SOURCE EXTRACT
+++
J: The thing that we did in response to 9/11 that was morally repugnant was start two global wars that lasted 15 years, that expended trillions of dollars of treasure and hundreds of thousands of lives.

B: Not even really depicted in the movie. You can only access that via the presence of Bagram Air Force Base or whatever.

J: Yeah, during the whole scope of this movie we were also in a protracted global war. This is a movie that depicts events that we all intimately lived through. None of this that we are seeing we didn't see in real time. We all read those editorials as they were happening. I am assuming at least two of the three of us actively opposed to the Bush administration in every action they took and the other one of the three of us was just dressed in a putty color, wondering the earth.

A: How dare you! You won’t be laughing when my putty cult strikes!

B: He is lulling us into a false sense of security!

J: I think one of the coolest things about this movie is that it is not like the Doolittle raid where you can watch a movie made about the Doolittle Raid and it is this discrete event that is happening within a within a larger war, but we know the characters, here are the airplanes, they leave the…

B: ”Well gee, Mary Ann! I am off to torture Abu al-Husseini!”

J: … and that is the thing! We have seen the Doolittle Raid portrayed a few different ways…

A: ”Half truths will be treated like lies!”

B: ”Have dinner hot on the table when I get home!”
+++
EXERCISE MATERIALS
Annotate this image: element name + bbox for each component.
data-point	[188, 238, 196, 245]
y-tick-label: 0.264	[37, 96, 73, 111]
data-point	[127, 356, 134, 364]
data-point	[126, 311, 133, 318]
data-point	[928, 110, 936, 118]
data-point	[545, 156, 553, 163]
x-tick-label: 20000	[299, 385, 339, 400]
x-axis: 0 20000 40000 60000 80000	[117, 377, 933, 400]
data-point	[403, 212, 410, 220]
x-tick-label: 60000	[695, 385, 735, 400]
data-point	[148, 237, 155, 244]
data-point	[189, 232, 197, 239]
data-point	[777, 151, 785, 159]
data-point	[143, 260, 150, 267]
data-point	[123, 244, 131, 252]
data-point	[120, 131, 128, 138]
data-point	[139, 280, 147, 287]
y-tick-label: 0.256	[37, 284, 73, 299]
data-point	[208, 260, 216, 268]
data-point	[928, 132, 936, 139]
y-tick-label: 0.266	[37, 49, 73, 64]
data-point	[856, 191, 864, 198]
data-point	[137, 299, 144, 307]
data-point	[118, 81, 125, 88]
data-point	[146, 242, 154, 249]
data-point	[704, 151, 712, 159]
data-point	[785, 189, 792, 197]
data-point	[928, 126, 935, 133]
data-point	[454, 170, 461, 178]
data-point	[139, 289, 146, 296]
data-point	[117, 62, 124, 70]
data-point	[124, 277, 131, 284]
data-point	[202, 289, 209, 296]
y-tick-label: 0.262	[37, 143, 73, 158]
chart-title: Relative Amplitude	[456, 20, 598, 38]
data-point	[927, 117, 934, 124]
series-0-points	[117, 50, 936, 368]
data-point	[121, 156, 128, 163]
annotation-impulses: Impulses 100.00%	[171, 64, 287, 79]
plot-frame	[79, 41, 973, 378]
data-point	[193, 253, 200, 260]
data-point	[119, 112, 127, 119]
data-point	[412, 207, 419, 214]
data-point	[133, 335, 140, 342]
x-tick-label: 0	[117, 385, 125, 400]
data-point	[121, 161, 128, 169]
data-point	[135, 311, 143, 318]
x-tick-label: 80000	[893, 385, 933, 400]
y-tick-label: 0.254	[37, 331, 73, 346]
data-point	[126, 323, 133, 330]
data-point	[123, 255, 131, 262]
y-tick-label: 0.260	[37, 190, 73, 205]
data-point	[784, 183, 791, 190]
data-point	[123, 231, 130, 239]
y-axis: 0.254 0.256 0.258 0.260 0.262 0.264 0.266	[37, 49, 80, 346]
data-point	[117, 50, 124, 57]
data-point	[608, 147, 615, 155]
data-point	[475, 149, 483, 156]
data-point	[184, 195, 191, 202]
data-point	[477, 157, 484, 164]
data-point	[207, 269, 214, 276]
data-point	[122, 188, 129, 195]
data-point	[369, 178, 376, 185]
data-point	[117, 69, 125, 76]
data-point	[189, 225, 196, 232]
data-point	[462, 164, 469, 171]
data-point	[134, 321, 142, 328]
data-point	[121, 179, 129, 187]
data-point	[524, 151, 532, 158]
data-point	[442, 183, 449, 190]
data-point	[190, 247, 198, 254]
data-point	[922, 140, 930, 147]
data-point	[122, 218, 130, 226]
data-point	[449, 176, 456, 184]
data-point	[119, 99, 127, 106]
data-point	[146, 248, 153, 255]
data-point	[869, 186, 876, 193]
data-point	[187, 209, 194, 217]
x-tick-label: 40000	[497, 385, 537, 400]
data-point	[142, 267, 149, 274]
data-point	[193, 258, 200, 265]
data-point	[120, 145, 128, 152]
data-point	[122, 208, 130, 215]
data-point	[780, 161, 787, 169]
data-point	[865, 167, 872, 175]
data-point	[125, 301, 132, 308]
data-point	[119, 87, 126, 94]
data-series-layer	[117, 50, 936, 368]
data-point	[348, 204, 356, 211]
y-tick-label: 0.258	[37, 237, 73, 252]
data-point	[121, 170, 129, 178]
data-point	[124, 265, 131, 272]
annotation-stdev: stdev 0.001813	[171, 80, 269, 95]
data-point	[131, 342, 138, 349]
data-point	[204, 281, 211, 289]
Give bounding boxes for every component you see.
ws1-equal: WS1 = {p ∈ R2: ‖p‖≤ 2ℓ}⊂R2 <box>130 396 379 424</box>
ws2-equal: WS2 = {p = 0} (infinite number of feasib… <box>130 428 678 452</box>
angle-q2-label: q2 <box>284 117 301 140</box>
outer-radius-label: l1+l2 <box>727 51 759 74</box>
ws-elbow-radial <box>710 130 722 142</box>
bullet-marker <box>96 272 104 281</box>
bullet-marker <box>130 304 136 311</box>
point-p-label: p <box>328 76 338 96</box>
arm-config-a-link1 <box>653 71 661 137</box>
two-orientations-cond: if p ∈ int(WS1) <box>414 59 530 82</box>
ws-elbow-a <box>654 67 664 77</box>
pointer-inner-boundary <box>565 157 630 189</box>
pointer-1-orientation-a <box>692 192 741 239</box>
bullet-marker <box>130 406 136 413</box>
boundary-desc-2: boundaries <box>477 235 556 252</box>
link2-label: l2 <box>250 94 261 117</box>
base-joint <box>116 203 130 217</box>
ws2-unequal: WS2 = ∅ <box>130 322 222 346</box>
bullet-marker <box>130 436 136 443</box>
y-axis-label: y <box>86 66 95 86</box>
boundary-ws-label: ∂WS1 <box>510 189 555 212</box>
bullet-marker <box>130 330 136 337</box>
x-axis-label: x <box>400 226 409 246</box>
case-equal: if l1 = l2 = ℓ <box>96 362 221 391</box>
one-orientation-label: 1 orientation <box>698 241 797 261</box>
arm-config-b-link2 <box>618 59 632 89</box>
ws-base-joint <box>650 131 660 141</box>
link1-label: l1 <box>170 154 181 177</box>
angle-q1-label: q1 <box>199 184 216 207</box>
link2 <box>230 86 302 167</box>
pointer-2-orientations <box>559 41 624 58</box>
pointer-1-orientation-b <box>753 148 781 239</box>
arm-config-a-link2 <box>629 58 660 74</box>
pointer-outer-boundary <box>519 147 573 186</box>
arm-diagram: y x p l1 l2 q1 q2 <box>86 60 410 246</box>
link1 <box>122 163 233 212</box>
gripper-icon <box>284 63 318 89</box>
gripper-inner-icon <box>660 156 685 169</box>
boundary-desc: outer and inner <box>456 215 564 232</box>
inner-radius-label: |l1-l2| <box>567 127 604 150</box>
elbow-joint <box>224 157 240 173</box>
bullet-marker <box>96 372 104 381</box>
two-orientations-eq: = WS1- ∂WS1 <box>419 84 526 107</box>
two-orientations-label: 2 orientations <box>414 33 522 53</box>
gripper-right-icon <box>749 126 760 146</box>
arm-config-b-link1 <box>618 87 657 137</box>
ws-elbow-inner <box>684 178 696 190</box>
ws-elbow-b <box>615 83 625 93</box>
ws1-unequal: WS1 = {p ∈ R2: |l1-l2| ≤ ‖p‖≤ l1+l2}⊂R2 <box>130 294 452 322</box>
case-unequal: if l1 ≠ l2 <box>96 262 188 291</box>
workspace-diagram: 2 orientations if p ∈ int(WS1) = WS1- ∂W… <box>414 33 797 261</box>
+++
WORK TO DO
**1.** List every line in the movie discussion transcript that is enclosed in quotation marks.
**2.** Count the lines of the rows that contain the string "unequal", and give only that number.

RESULTS
**1.**
- Well gee, Mary Ann! I am off to torture Abu al-Husseini!
- Half truths will be treated like lies!
- Have dinner hot on the table when I get home!

**2.** 3